* [Given exercise]: How many lines of these entries hold the string "Gonzalez"? Answer with the number alone.

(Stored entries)
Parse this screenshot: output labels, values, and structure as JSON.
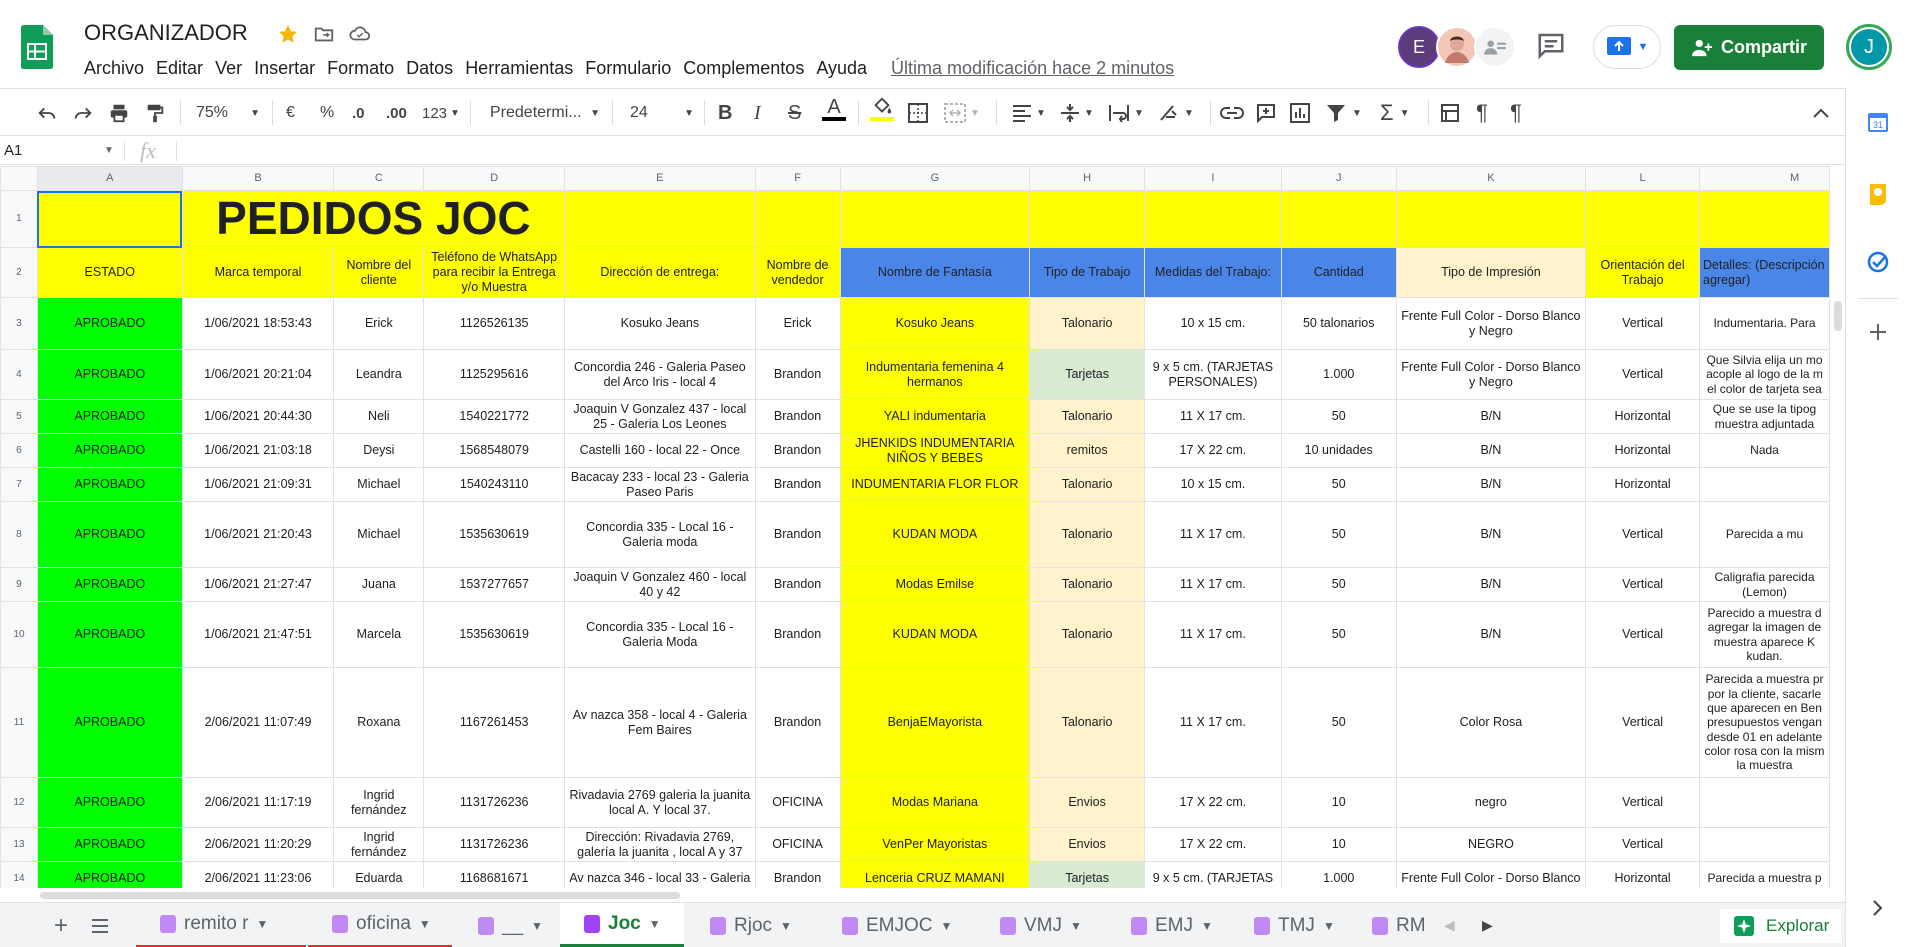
{
  "app": {
    "doc_title": "ORGANIZADOR",
    "menu": [
      "Archivo",
      "Editar",
      "Ver",
      "Insertar",
      "Formato",
      "Datos",
      "Herramientas",
      "Formulario",
      "Complementos",
      "Ayuda"
    ],
    "last_modified": "Última modificación hace 2 minutos",
    "share_label": "Compartir",
    "account_initial": "J",
    "collaborator_initial": "E"
  },
  "toolbar": {
    "zoom": "75%",
    "currency": "€",
    "percent": "%",
    "dec_decrease": ".0",
    "dec_increase": ".00",
    "more_formats": "123",
    "font": "Predetermi...",
    "font_size": "24",
    "bold": "B",
    "italic": "I",
    "strike": "S",
    "text_color": "A"
  },
  "formula_bar": {
    "name_box": "A1",
    "fx": "fx"
  },
  "sheet": {
    "columns": [
      "A",
      "B",
      "C",
      "D",
      "E",
      "F",
      "G",
      "H",
      "I",
      "J",
      "K",
      "L",
      "M"
    ],
    "title": "PEDIDOS JOC",
    "headers": [
      "ESTADO",
      "Marca temporal",
      "Nombre del cliente",
      "Teléfono de WhatsApp para recibir la Entrega y/o Muestra",
      "Dirección de entrega:",
      "Nombre de vendedor",
      "Nombre de Fantasía",
      "Tipo de Trabajo",
      "Medidas del Trabajo:",
      "Cantidad",
      "Tipo de Impresión",
      "Orientación del Trabajo",
      "Detalles: (Descripción agregar)"
    ],
    "rows": [
      {
        "n": "3",
        "c": [
          "APROBADO",
          "1/06/2021 18:53:43",
          "Erick",
          "1126526135",
          "Kosuko Jeans",
          "Erick",
          "Kosuko Jeans",
          "Talonario",
          "10 x 15 cm.",
          "50 talonarios",
          "Frente Full Color - Dorso Blanco y Negro",
          "Vertical",
          "Indumentaria. Para"
        ]
      },
      {
        "n": "4",
        "c": [
          "APROBADO",
          "1/06/2021 20:21:04",
          "Leandra",
          "1125295616",
          "Concordia 246 - Galeria Paseo del Arco Iris - local 4",
          "Brandon",
          "Indumentaria femenina 4 hermanos",
          "Tarjetas",
          "9 x 5 cm. (TARJETAS PERSONALES)",
          "1.000",
          "Frente Full Color - Dorso Blanco y Negro",
          "Vertical",
          "Que Silvia elija un mo acople al logo de la m el color de tarjeta sea"
        ]
      },
      {
        "n": "5",
        "c": [
          "APROBADO",
          "1/06/2021 20:44:30",
          "Neli",
          "1540221772",
          "Joaquin V Gonzalez 437 - local 25 - Galeria Los Leones",
          "Brandon",
          "YALI indumentaria",
          "Talonario",
          "11 X 17 cm.",
          "50",
          "B/N",
          "Horizontal",
          "Que se use la tipog muestra adjuntada"
        ]
      },
      {
        "n": "6",
        "c": [
          "APROBADO",
          "1/06/2021 21:03:18",
          "Deysi",
          "1568548079",
          "Castelli 160 - local 22 - Once",
          "Brandon",
          "JHENKIDS INDUMENTARIA NIÑOS Y BEBES",
          "remitos",
          "17 X 22 cm.",
          "10 unidades",
          "B/N",
          "Horizontal",
          "Nada"
        ]
      },
      {
        "n": "7",
        "c": [
          "APROBADO",
          "1/06/2021 21:09:31",
          "Michael",
          "1540243110",
          "Bacacay 233 - local 23 - Galeria Paseo Paris",
          "Brandon",
          "INDUMENTARIA FLOR FLOR",
          "Talonario",
          "10 x 15 cm.",
          "50",
          "B/N",
          "Horizontal",
          ""
        ]
      },
      {
        "n": "8",
        "c": [
          "APROBADO",
          "1/06/2021 21:20:43",
          "Michael",
          "1535630619",
          "Concordia 335 - Local 16 - Galeria moda",
          "Brandon",
          "KUDAN MODA",
          "Talonario",
          "11 X 17 cm.",
          "50",
          "B/N",
          "Vertical",
          "Parecida a mu"
        ]
      },
      {
        "n": "9",
        "c": [
          "APROBADO",
          "1/06/2021 21:27:47",
          "Juana",
          "1537277657",
          "Joaquin V Gonzalez 460 - local 40 y 42",
          "Brandon",
          "Modas Emilse",
          "Talonario",
          "11 X 17 cm.",
          "50",
          "B/N",
          "Vertical",
          "Caligrafia parecida (Lemon)"
        ]
      },
      {
        "n": "10",
        "c": [
          "APROBADO",
          "1/06/2021 21:47:51",
          "Marcela",
          "1535630619",
          "Concordia 335 - Local 16 - Galeria Moda",
          "Brandon",
          "KUDAN MODA",
          "Talonario",
          "11 X 17 cm.",
          "50",
          "B/N",
          "Vertical",
          "Parecido a muestra d agregar la imagen de muestra aparece K kudan."
        ]
      },
      {
        "n": "11",
        "c": [
          "APROBADO",
          "2/06/2021 11:07:49",
          "Roxana",
          "1167261453",
          "Av nazca 358 - local 4 - Galeria Fem Baires",
          "Brandon",
          "BenjaEMayorista",
          "Talonario",
          "11 X 17 cm.",
          "50",
          "Color Rosa",
          "Vertical",
          "Parecida a muestra pr por la cliente, sacarle que aparecen en Ben presupuestos vengan desde 01 en adelante color rosa con la mism la muestra"
        ]
      },
      {
        "n": "12",
        "c": [
          "APROBADO",
          "2/06/2021 11:17:19",
          "Ingrid fernández",
          "1131726236",
          "Rivadavia 2769 galeria la juanita local A.  Y local 37.",
          "OFICINA",
          "Modas Mariana",
          "Envios",
          "17 X 22 cm.",
          "10",
          "negro",
          "Vertical",
          ""
        ]
      },
      {
        "n": "13",
        "c": [
          "APROBADO",
          "2/06/2021 11:20:29",
          "Ingrid fernández",
          "1131726236",
          "Dirección: Rivadavia 2769, galería la juanita , local A y 37",
          "OFICINA",
          "VenPer Mayoristas",
          "Envios",
          "17 X 22 cm.",
          "10",
          "NEGRO",
          "Vertical",
          ""
        ]
      },
      {
        "n": "14",
        "c": [
          "APROBADO",
          "2/06/2021 11:23:06",
          "Eduarda",
          "1168681671",
          "Av nazca 346 - local 33 - Galeria",
          "Brandon",
          "Lenceria CRUZ MAMANI",
          "Tarjetas",
          "9 x 5 cm. (TARJETAS",
          "1.000",
          "Frente Full Color - Dorso Blanco",
          "Horizontal",
          "Parecida a muestra p"
        ]
      }
    ]
  },
  "tabs": [
    {
      "label": "remito r",
      "active": false
    },
    {
      "label": "oficina",
      "active": false
    },
    {
      "label": "__",
      "active": false
    },
    {
      "label": "Joc",
      "active": true
    },
    {
      "label": "Rjoc",
      "active": false
    },
    {
      "label": "EMJOC",
      "active": false
    },
    {
      "label": "VMJ",
      "active": false
    },
    {
      "label": "EMJ",
      "active": false
    },
    {
      "label": "TMJ",
      "active": false
    },
    {
      "label": "RM",
      "active": false
    }
  ],
  "explore_label": "Explorar",
  "colors": {
    "status_green": "#00ff00",
    "yellow": "#ffff00",
    "blue_header": "#4a86e8",
    "peach": "#fff2cc",
    "light_green": "#d9ead3",
    "share_green": "#188038"
  }
}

* [Full answer]: 2